[Collection entries]
— Start —

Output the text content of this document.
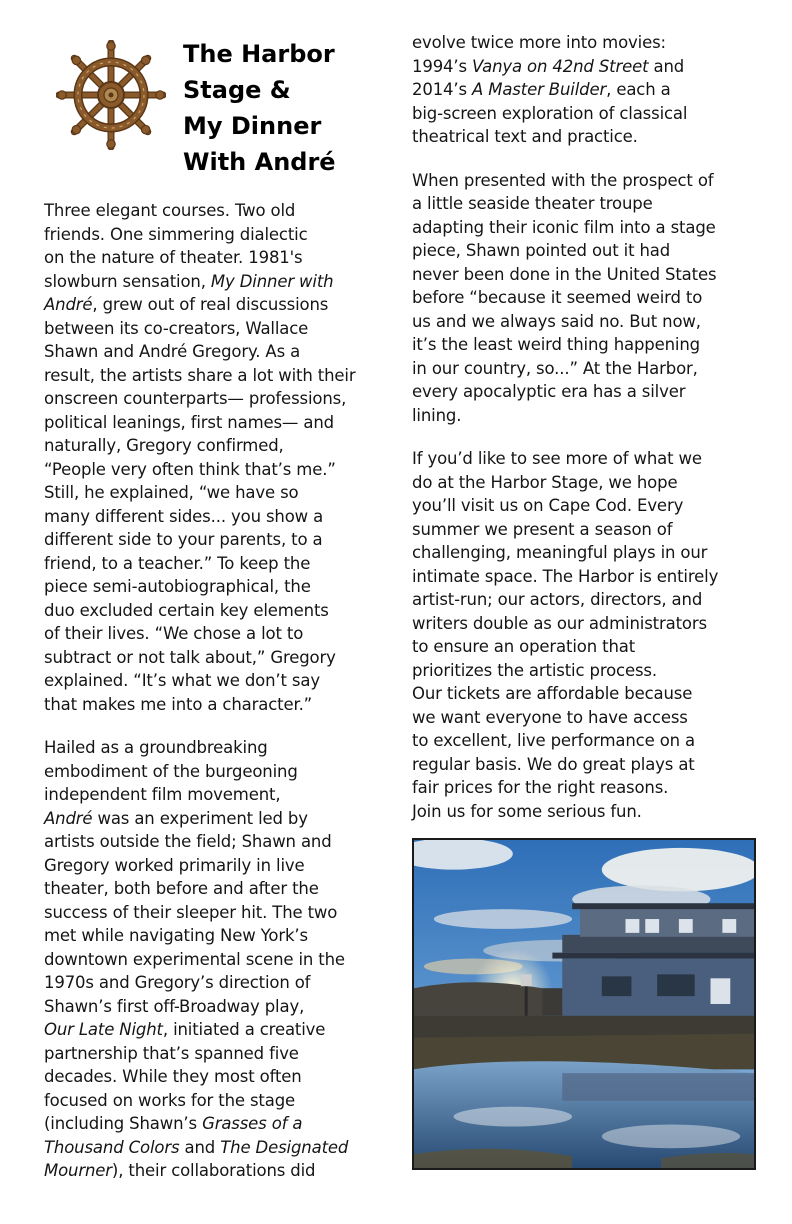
The Harbor
Stage &
My Dinner
With André
Three elegant courses. Two old
friends. One simmering dialectic
on the nature of theater. 1981's
slowburn sensation, My Dinner with
André, grew out of real discussions
between its co-creators, Wallace
Shawn and André Gregory. As a
result, the artists share a lot with their
onscreen counterparts— professions,
political leanings, first names— and
naturally, Gregory confirmed,
“People very often think that’s me.”
Still, he explained, “we have so
many different sides... you show a
different side to your parents, to a
friend, to a teacher.” To keep the
piece semi-autobiographical, the
duo excluded certain key elements
of their lives. “We chose a lot to
subtract or not talk about,” Gregory
explained. “It’s what we don’t say
that makes me into a character.”
Hailed as a groundbreaking
embodiment of the burgeoning
independent film movement,
André was an experiment led by
artists outside the field; Shawn and
Gregory worked primarily in live
theater, both before and after the
success of their sleeper hit. The two
met while navigating New York’s
downtown experimental scene in the
1970s and Gregory’s direction of
Shawn’s first off-Broadway play,
Our Late Night, initiated a creative
partnership that’s spanned five
decades. While they most often
focused on works for the stage
(including Shawn’s Grasses of a
Thousand Colors and The Designated
Mourner), their collaborations did
evolve twice more into movies:
1994’s Vanya on 42nd Street and
2014’s A Master Builder, each a
big-screen exploration of classical
theatrical text and practice.
When presented with the prospect of
a little seaside theater troupe
adapting their iconic film into a stage
piece, Shawn pointed out it had
never been done in the United States
before “because it seemed weird to
us and we always said no. But now,
it’s the least weird thing happening
in our country, so...” At the Harbor,
every apocalyptic era has a silver
lining.
If you’d like to see more of what we
do at the Harbor Stage, we hope
you’ll visit us on Cape Cod. Every
summer we present a season of
challenging, meaningful plays in our
intimate space. The Harbor is entirely
artist-run; our actors, directors, and
writers double as our administrators
to ensure an operation that
prioritizes the artistic process.
Our tickets are affordable because
we want everyone to have access
to excellent, live performance on a
regular basis. We do great plays at
fair prices for the right reasons.
Join us for some serious fun.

— End —

SHORT EXERCISE = Give the entries again word for word, but skip the pictures.

THE RESULT =
Output the text content of this document.
The Harbor
Stage &
My Dinner
With André
Three elegant courses. Two old
friends. One simmering dialectic
on the nature of theater. 1981's
slowburn sensation, My Dinner with
André, grew out of real discussions
between its co-creators, Wallace
Shawn and André Gregory. As a
result, the artists share a lot with their
onscreen counterparts— professions,
political leanings, first names— and
naturally, Gregory confirmed,
“People very often think that’s me.”
Still, he explained, “we have so
many different sides... you show a
different side to your parents, to a
friend, to a teacher.” To keep the
piece semi-autobiographical, the
duo excluded certain key elements
of their lives. “We chose a lot to
subtract or not talk about,” Gregory
explained. “It’s what we don’t say
that makes me into a character.”
Hailed as a groundbreaking
embodiment of the burgeoning
independent film movement,
André was an experiment led by
artists outside the field; Shawn and
Gregory worked primarily in live
theater, both before and after the
success of their sleeper hit. The two
met while navigating New York’s
downtown experimental scene in the
1970s and Gregory’s direction of
Shawn’s first off-Broadway play,
Our Late Night, initiated a creative
partnership that’s spanned five
decades. While they most often
focused on works for the stage
(including Shawn’s Grasses of a
Thousand Colors and The Designated
Mourner), their collaborations did
evolve twice more into movies:
1994’s Vanya on 42nd Street and
2014’s A Master Builder, each a
big-screen exploration of classical
theatrical text and practice.
When presented with the prospect of
a little seaside theater troupe
adapting their iconic film into a stage
piece, Shawn pointed out it had
never been done in the United States
before “because it seemed weird to
us and we always said no. But now,
it’s the least weird thing happening
in our country, so...” At the Harbor,
every apocalyptic era has a silver
lining.
If you’d like to see more of what we
do at the Harbor Stage, we hope
you’ll visit us on Cape Cod. Every
summer we present a season of
challenging, meaningful plays in our
intimate space. The Harbor is entirely
artist-run; our actors, directors, and
writers double as our administrators
to ensure an operation that
prioritizes the artistic process.
Our tickets are affordable because
we want everyone to have access
to excellent, live performance on a
regular basis. We do great plays at
fair prices for the right reasons.
Join us for some serious fun.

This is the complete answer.